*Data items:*

==================================================

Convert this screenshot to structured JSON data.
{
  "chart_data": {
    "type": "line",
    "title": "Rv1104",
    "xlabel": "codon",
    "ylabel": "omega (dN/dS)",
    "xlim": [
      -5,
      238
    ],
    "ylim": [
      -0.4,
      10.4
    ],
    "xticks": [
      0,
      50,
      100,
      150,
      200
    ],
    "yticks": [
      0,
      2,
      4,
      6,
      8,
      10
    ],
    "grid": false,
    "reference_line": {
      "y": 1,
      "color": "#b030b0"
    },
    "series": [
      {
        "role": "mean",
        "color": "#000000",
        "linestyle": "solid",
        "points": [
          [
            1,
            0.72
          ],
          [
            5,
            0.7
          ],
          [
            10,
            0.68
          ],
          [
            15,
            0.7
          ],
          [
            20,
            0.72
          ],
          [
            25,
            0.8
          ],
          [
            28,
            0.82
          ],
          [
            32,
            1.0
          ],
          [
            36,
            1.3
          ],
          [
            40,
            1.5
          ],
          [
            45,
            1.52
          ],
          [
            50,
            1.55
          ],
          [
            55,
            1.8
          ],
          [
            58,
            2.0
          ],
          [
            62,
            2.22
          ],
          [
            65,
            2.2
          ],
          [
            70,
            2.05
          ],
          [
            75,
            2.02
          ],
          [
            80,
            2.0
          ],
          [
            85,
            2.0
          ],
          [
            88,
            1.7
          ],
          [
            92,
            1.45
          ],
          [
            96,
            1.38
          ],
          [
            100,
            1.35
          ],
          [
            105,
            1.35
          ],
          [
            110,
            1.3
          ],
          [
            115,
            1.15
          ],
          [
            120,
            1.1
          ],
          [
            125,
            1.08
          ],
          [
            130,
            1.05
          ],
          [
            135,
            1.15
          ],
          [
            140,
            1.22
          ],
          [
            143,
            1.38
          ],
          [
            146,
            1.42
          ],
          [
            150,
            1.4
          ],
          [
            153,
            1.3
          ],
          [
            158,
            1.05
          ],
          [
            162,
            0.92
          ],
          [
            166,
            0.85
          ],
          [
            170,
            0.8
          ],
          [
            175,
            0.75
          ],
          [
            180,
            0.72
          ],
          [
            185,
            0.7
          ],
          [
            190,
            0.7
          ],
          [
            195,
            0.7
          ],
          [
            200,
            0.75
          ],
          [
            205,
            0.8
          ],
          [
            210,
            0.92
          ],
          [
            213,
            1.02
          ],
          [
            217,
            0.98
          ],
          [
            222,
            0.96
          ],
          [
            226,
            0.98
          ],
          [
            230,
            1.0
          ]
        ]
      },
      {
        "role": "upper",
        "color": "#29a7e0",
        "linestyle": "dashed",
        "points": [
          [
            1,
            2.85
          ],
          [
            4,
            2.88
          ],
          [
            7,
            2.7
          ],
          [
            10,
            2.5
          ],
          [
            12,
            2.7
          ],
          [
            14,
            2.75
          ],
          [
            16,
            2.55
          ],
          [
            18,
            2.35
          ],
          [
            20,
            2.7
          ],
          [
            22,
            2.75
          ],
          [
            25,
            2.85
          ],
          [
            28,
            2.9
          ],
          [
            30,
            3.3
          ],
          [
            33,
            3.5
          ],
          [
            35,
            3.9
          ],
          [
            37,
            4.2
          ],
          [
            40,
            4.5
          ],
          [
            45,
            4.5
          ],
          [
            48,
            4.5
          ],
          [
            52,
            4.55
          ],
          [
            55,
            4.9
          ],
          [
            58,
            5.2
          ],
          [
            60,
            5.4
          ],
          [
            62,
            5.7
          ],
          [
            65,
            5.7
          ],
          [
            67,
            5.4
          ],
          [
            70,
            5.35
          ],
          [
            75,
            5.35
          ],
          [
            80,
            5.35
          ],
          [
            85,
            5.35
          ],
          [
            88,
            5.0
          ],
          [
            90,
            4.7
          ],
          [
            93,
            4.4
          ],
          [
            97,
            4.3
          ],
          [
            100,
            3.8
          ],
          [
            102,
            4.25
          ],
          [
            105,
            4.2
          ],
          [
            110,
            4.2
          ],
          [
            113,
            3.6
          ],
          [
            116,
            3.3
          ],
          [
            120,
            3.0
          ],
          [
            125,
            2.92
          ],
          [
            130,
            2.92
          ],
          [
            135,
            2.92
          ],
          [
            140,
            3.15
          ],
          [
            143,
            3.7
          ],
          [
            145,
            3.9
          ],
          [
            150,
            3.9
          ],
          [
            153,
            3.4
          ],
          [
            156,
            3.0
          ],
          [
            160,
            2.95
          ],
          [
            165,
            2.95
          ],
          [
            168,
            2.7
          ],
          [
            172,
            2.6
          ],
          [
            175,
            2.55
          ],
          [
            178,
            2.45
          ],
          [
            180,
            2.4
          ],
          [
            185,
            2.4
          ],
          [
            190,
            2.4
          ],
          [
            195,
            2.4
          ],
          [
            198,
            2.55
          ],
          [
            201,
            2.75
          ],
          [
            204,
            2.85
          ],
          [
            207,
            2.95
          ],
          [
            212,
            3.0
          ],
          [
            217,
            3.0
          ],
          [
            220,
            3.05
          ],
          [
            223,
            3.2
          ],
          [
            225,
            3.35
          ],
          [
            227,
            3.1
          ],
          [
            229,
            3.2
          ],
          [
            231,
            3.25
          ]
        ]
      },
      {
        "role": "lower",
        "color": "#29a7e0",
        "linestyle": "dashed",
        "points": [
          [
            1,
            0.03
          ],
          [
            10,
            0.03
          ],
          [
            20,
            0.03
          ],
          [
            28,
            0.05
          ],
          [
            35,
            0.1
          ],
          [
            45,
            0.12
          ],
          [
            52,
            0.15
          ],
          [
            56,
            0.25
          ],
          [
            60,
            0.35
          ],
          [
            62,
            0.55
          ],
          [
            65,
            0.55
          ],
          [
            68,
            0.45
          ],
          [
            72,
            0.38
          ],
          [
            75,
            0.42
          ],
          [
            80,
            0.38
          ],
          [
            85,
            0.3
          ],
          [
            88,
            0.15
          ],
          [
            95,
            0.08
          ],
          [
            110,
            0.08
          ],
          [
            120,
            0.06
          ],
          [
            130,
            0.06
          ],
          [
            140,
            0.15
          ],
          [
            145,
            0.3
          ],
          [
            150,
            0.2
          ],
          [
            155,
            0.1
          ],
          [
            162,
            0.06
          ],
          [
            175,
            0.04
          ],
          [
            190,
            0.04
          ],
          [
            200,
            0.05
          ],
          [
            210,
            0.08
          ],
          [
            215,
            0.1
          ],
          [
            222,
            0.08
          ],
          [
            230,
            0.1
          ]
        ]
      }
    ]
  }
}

==================================================

*Directive:*
Using the entries above, please restate each one word for word.

*Reply:*
Convert this screenshot to structured JSON data.
{
  "chart_data": {
    "type": "line",
    "title": "Rv1104",
    "xlabel": "codon",
    "ylabel": "omega (dN/dS)",
    "xlim": [
      -5,
      238
    ],
    "ylim": [
      -0.4,
      10.4
    ],
    "xticks": [
      0,
      50,
      100,
      150,
      200
    ],
    "yticks": [
      0,
      2,
      4,
      6,
      8,
      10
    ],
    "grid": false,
    "reference_line": {
      "y": 1,
      "color": "#b030b0"
    },
    "series": [
      {
        "role": "mean",
        "color": "#000000",
        "linestyle": "solid",
        "points": [
          [
            1,
            0.72
          ],
          [
            5,
            0.7
          ],
          [
            10,
            0.68
          ],
          [
            15,
            0.7
          ],
          [
            20,
            0.72
          ],
          [
            25,
            0.8
          ],
          [
            28,
            0.82
          ],
          [
            32,
            1.0
          ],
          [
            36,
            1.3
          ],
          [
            40,
            1.5
          ],
          [
            45,
            1.52
          ],
          [
            50,
            1.55
          ],
          [
            55,
            1.8
          ],
          [
            58,
            2.0
          ],
          [
            62,
            2.22
          ],
          [
            65,
            2.2
          ],
          [
            70,
            2.05
          ],
          [
            75,
            2.02
          ],
          [
            80,
            2.0
          ],
          [
            85,
            2.0
          ],
          [
            88,
            1.7
          ],
          [
            92,
            1.45
          ],
          [
            96,
            1.38
          ],
          [
            100,
            1.35
          ],
          [
            105,
            1.35
          ],
          [
            110,
            1.3
          ],
          [
            115,
            1.15
          ],
          [
            120,
            1.1
          ],
          [
            125,
            1.08
          ],
          [
            130,
            1.05
          ],
          [
            135,
            1.15
          ],
          [
            140,
            1.22
          ],
          [
            143,
            1.38
          ],
          [
            146,
            1.42
          ],
          [
            150,
            1.4
          ],
          [
            153,
            1.3
          ],
          [
            158,
            1.05
          ],
          [
            162,
            0.92
          ],
          [
            166,
            0.85
          ],
          [
            170,
            0.8
          ],
          [
            175,
            0.75
          ],
          [
            180,
            0.72
          ],
          [
            185,
            0.7
          ],
          [
            190,
            0.7
          ],
          [
            195,
            0.7
          ],
          [
            200,
            0.75
          ],
          [
            205,
            0.8
          ],
          [
            210,
            0.92
          ],
          [
            213,
            1.02
          ],
          [
            217,
            0.98
          ],
          [
            222,
            0.96
          ],
          [
            226,
            0.98
          ],
          [
            230,
            1.0
          ]
        ]
      },
      {
        "role": "upper",
        "color": "#29a7e0",
        "linestyle": "dashed",
        "points": [
          [
            1,
            2.85
          ],
          [
            4,
            2.88
          ],
          [
            7,
            2.7
          ],
          [
            10,
            2.5
          ],
          [
            12,
            2.7
          ],
          [
            14,
            2.75
          ],
          [
            16,
            2.55
          ],
          [
            18,
            2.35
          ],
          [
            20,
            2.7
          ],
          [
            22,
            2.75
          ],
          [
            25,
            2.85
          ],
          [
            28,
            2.9
          ],
          [
            30,
            3.3
          ],
          [
            33,
            3.5
          ],
          [
            35,
            3.9
          ],
          [
            37,
            4.2
          ],
          [
            40,
            4.5
          ],
          [
            45,
            4.5
          ],
          [
            48,
            4.5
          ],
          [
            52,
            4.55
          ],
          [
            55,
            4.9
          ],
          [
            58,
            5.2
          ],
          [
            60,
            5.4
          ],
          [
            62,
            5.7
          ],
          [
            65,
            5.7
          ],
          [
            67,
            5.4
          ],
          [
            70,
            5.35
          ],
          [
            75,
            5.35
          ],
          [
            80,
            5.35
          ],
          [
            85,
            5.35
          ],
          [
            88,
            5.0
          ],
          [
            90,
            4.7
          ],
          [
            93,
            4.4
          ],
          [
            97,
            4.3
          ],
          [
            100,
            3.8
          ],
          [
            102,
            4.25
          ],
          [
            105,
            4.2
          ],
          [
            110,
            4.2
          ],
          [
            113,
            3.6
          ],
          [
            116,
            3.3
          ],
          [
            120,
            3.0
          ],
          [
            125,
            2.92
          ],
          [
            130,
            2.92
          ],
          [
            135,
            2.92
          ],
          [
            140,
            3.15
          ],
          [
            143,
            3.7
          ],
          [
            145,
            3.9
          ],
          [
            150,
            3.9
          ],
          [
            153,
            3.4
          ],
          [
            156,
            3.0
          ],
          [
            160,
            2.95
          ],
          [
            165,
            2.95
          ],
          [
            168,
            2.7
          ],
          [
            172,
            2.6
          ],
          [
            175,
            2.55
          ],
          [
            178,
            2.45
          ],
          [
            180,
            2.4
          ],
          [
            185,
            2.4
          ],
          [
            190,
            2.4
          ],
          [
            195,
            2.4
          ],
          [
            198,
            2.55
          ],
          [
            201,
            2.75
          ],
          [
            204,
            2.85
          ],
          [
            207,
            2.95
          ],
          [
            212,
            3.0
          ],
          [
            217,
            3.0
          ],
          [
            220,
            3.05
          ],
          [
            223,
            3.2
          ],
          [
            225,
            3.35
          ],
          [
            227,
            3.1
          ],
          [
            229,
            3.2
          ],
          [
            231,
            3.25
          ]
        ]
      },
      {
        "role": "lower",
        "color": "#29a7e0",
        "linestyle": "dashed",
        "points": [
          [
            1,
            0.03
          ],
          [
            10,
            0.03
          ],
          [
            20,
            0.03
          ],
          [
            28,
            0.05
          ],
          [
            35,
            0.1
          ],
          [
            45,
            0.12
          ],
          [
            52,
            0.15
          ],
          [
            56,
            0.25
          ],
          [
            60,
            0.35
          ],
          [
            62,
            0.55
          ],
          [
            65,
            0.55
          ],
          [
            68,
            0.45
          ],
          [
            72,
            0.38
          ],
          [
            75,
            0.42
          ],
          [
            80,
            0.38
          ],
          [
            85,
            0.3
          ],
          [
            88,
            0.15
          ],
          [
            95,
            0.08
          ],
          [
            110,
            0.08
          ],
          [
            120,
            0.06
          ],
          [
            130,
            0.06
          ],
          [
            140,
            0.15
          ],
          [
            145,
            0.3
          ],
          [
            150,
            0.2
          ],
          [
            155,
            0.1
          ],
          [
            162,
            0.06
          ],
          [
            175,
            0.04
          ],
          [
            190,
            0.04
          ],
          [
            200,
            0.05
          ],
          [
            210,
            0.08
          ],
          [
            215,
            0.1
          ],
          [
            222,
            0.08
          ],
          [
            230,
            0.1
          ]
        ]
      }
    ]
  }
}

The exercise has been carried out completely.